Quote every line of the records below verbatim, leaving the pictures out of your answer.

[begin RECORD LIST]

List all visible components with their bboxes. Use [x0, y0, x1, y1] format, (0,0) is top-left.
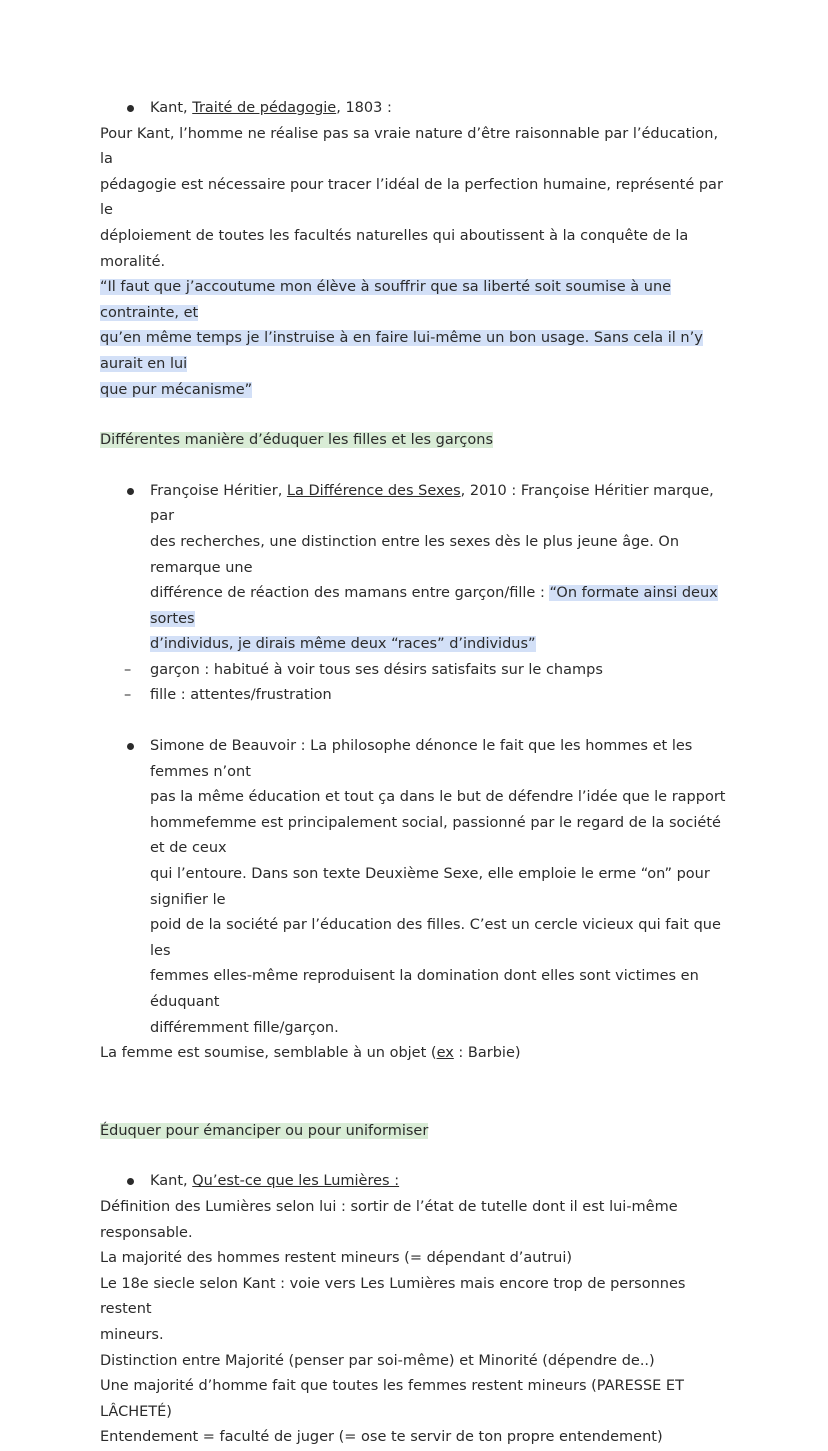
author-heritier: Françoise Héritier, [150, 482, 287, 499]
bullet-beauvoir [100, 734, 730, 785]
paragraph-line: La majorité des hommes restent mineurs (= dépendant d’autrui) [100, 1250, 573, 1267]
section-heading [100, 1119, 730, 1145]
bullet-continuation [100, 581, 730, 632]
highlighted-quote: “Il faut que j’accoutume mon élève à souffrir que sa liberté soit soumise à une contrainte, et [100, 279, 672, 321]
highlighted-quote: qu’en même temps je l’instruise à en faire lui-même un bon usage. Sans cela il n’y aurait en lui [100, 330, 703, 372]
paragraph-line: Le 18e siecle selon Kant : voie vers Les Lumières mais encore trop de personnes restent [100, 1275, 686, 1318]
paragraph-line: pédagogie est nécessaire pour tracer l’idéal de la perfection humaine, représenté par le [100, 176, 723, 219]
heading-highlight: Éduquer pour émanciper ou pour uniformiser [100, 1122, 429, 1139]
abbreviation: ex [436, 1045, 454, 1062]
bullet-continuation: hommefemme est principalement social, passionné par le regard de la société et de ceux [150, 814, 721, 857]
highlighted-quote: d’individus, je dirais même deux “races” d’individus” [150, 636, 536, 653]
author-kant: Kant, [150, 100, 193, 116]
heading-highlight: Différentes manière d’éduquer les filles et les garçons [100, 432, 494, 449]
dash-marker: – [124, 687, 132, 704]
paragraph-line: mineurs. [100, 1326, 164, 1343]
paragraph-line: Distinction entre Majorité (penser par soi-même) et Minorité (dépendre de..) [100, 1352, 655, 1369]
bullet-dot-icon [127, 488, 134, 495]
highlighted-quote: que pur mécanisme” [100, 381, 253, 398]
bullet-text: Simone de Beauvoir : La philosophe dénonce le fait que les hommes et les femmes n’ont [150, 738, 693, 780]
text-segment: : Barbie) [453, 1045, 521, 1062]
paragraph-line: déploiement de toutes les facultés naturelles qui aboutissent à la conquête de la moralité. [100, 227, 689, 270]
work-title: La Différence des Sexes [286, 482, 461, 499]
bullet-continuation: des recherches, une distinction entre les sexes dès le plus jeune âge. On remarque une [150, 533, 680, 576]
paragraph-line: Une majorité d’homme fait que toutes les femmes restent mineurs (PARESSE ET LÂCHETÉ) [100, 1378, 684, 1420]
bullet-continuation: qui l’entoure. Dans son texte Deuxième Sexe, elle emploie le erme “on” pour signifier le [150, 866, 710, 908]
work-title: Traité de pédagogie [192, 100, 337, 116]
bullet-dot-icon [127, 743, 134, 750]
bullet-continuation [100, 632, 730, 658]
paragraph-line: Pour Kant, l’homme ne réalise pas sa vraie nature d’être raisonnable par l’éducation, la [100, 125, 719, 168]
text-segment: La femme est soumise, semblable à un objet ( [100, 1045, 437, 1062]
dash-item-fille [100, 683, 730, 709]
bullet-kant-pedagogie [100, 96, 730, 122]
bullet-text: différence de réaction des mamans entre garçon/fille : [150, 585, 550, 602]
bullet-text: , 2010 : Françoise Héritier marque, par [150, 482, 714, 525]
section-heading [100, 428, 730, 454]
quote-line [100, 326, 730, 377]
bullet-continuation: poid de la société par l’éducation des filles. C’est un cercle vicieux qui fait que les [150, 917, 721, 959]
paragraph-line [100, 1041, 730, 1067]
bullet-heritier [100, 479, 730, 530]
work-year: , 1803 : [336, 100, 392, 116]
dash-marker: – [124, 661, 132, 678]
bullet-continuation: femmes elles-même reproduisent la domination dont elles sont victimes en éduquant [150, 968, 699, 1010]
dash-text: fille : attentes/frustration [150, 687, 332, 704]
paragraph-line: Définition des Lumières selon lui : sortir de l’état de tutelle dont il est lui-même responsable. [100, 1198, 678, 1241]
author-kant: Kant, [150, 1173, 193, 1190]
paragraph-line: Entendement = faculté de juger (= ose te servir de ton propre entendement) [100, 1429, 663, 1446]
bullet-continuation: différemment fille/garçon. [150, 1019, 339, 1036]
bullet-dot-icon [127, 105, 134, 112]
dash-item-garcon [100, 658, 730, 684]
bullet-kant-lumieres [100, 1169, 730, 1195]
bullet-continuation: pas la même éducation et tout ça dans le but de défendre l’idée que le rapport [150, 789, 726, 806]
dash-text: garçon : habitué à voir tous ses désirs satisfaits sur le champs [150, 661, 603, 678]
work-title: Qu’est-ce que les Lumières : [192, 1173, 400, 1190]
quote-line [100, 275, 730, 326]
highlighted-quote: “On formate ainsi deux sortes [150, 585, 718, 627]
bullet-dot-icon [127, 1178, 134, 1185]
quote-line [100, 378, 730, 404]
document-content [100, 96, 730, 1451]
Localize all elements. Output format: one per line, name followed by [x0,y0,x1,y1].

[end RECORD LIST]

■ **COMPLETE OUTPUT**
List all visible components with their bboxes. Use [x0, y0, x1, y1] format, (0,0) is top-left.
author-heritier: Françoise Héritier, [150, 482, 287, 499]
bullet-beauvoir [100, 734, 730, 785]
paragraph-line: La majorité des hommes restent mineurs (= dépendant d’autrui) [100, 1250, 573, 1267]
section-heading [100, 1119, 730, 1145]
bullet-continuation [100, 581, 730, 632]
highlighted-quote: “Il faut que j’accoutume mon élève à souffrir que sa liberté soit soumise à une contrainte, et [100, 279, 672, 321]
highlighted-quote: qu’en même temps je l’instruise à en faire lui-même un bon usage. Sans cela il n’y aurait en lui [100, 330, 703, 372]
paragraph-line: Le 18e siecle selon Kant : voie vers Les Lumières mais encore trop de personnes restent [100, 1275, 686, 1318]
paragraph-line: pédagogie est nécessaire pour tracer l’idéal de la perfection humaine, représenté par le [100, 176, 723, 219]
heading-highlight: Éduquer pour émanciper ou pour uniformiser [100, 1122, 429, 1139]
abbreviation: ex [436, 1045, 454, 1062]
bullet-continuation: hommefemme est principalement social, passionné par le regard de la société et de ceux [150, 814, 721, 857]
highlighted-quote: d’individus, je dirais même deux “races” d’individus” [150, 636, 536, 653]
author-kant: Kant, [150, 100, 193, 116]
heading-highlight: Différentes manière d’éduquer les filles et les garçons [100, 432, 494, 449]
dash-marker: – [124, 687, 132, 704]
paragraph-line: mineurs. [100, 1326, 164, 1343]
paragraph-line: Distinction entre Majorité (penser par soi-même) et Minorité (dépendre de..) [100, 1352, 655, 1369]
bullet-dot-icon [127, 488, 134, 495]
highlighted-quote: que pur mécanisme” [100, 381, 253, 398]
bullet-text: Simone de Beauvoir : La philosophe dénonce le fait que les hommes et les femmes n’ont [150, 738, 693, 780]
text-segment: : Barbie) [453, 1045, 521, 1062]
paragraph-line: déploiement de toutes les facultés naturelles qui aboutissent à la conquête de la moralité. [100, 227, 689, 270]
work-title: La Différence des Sexes [286, 482, 461, 499]
bullet-continuation: des recherches, une distinction entre les sexes dès le plus jeune âge. On remarque une [150, 533, 680, 576]
paragraph-line: Une majorité d’homme fait que toutes les femmes restent mineurs (PARESSE ET LÂCHETÉ) [100, 1378, 684, 1420]
bullet-continuation: qui l’entoure. Dans son texte Deuxième Sexe, elle emploie le erme “on” pour signifier le [150, 866, 710, 908]
work-title: Traité de pédagogie [192, 100, 337, 116]
bullet-dot-icon [127, 743, 134, 750]
bullet-continuation [100, 632, 730, 658]
paragraph-line: Pour Kant, l’homme ne réalise pas sa vraie nature d’être raisonnable par l’éducation, la [100, 125, 719, 168]
text-segment: La femme est soumise, semblable à un objet ( [100, 1045, 437, 1062]
dash-item-fille [100, 683, 730, 709]
bullet-kant-pedagogie [100, 96, 730, 122]
bullet-text: différence de réaction des mamans entre garçon/fille : [150, 585, 550, 602]
bullet-text: , 2010 : Françoise Héritier marque, par [150, 482, 714, 525]
section-heading [100, 428, 730, 454]
quote-line [100, 326, 730, 377]
bullet-continuation: poid de la société par l’éducation des filles. C’est un cercle vicieux qui fait que les [150, 917, 721, 959]
paragraph-line [100, 1041, 730, 1067]
bullet-heritier [100, 479, 730, 530]
work-year: , 1803 : [336, 100, 392, 116]
dash-marker: – [124, 661, 132, 678]
bullet-continuation: femmes elles-même reproduisent la domination dont elles sont victimes en éduquant [150, 968, 699, 1010]
dash-text: fille : attentes/frustration [150, 687, 332, 704]
paragraph-line: Définition des Lumières selon lui : sortir de l’état de tutelle dont il est lui-même responsable. [100, 1198, 678, 1241]
author-kant: Kant, [150, 1173, 193, 1190]
paragraph-line: Entendement = faculté de juger (= ose te servir de ton propre entendement) [100, 1429, 663, 1446]
bullet-continuation: différemment fille/garçon. [150, 1019, 339, 1036]
bullet-dot-icon [127, 105, 134, 112]
dash-item-garcon [100, 658, 730, 684]
bullet-kant-lumieres [100, 1169, 730, 1195]
bullet-continuation: pas la même éducation et tout ça dans le but de défendre l’idée que le rapport [150, 789, 726, 806]
dash-text: garçon : habitué à voir tous ses désirs satisfaits sur le champs [150, 661, 603, 678]
work-title: Qu’est-ce que les Lumières : [192, 1173, 400, 1190]
quote-line [100, 275, 730, 326]
highlighted-quote: “On formate ainsi deux sortes [150, 585, 718, 627]
bullet-dot-icon [127, 1178, 134, 1185]
quote-line [100, 378, 730, 404]
document-content [100, 96, 730, 1451]
Localize all elements. Output format: one per line, name followed by [x0,y0,x1,y1].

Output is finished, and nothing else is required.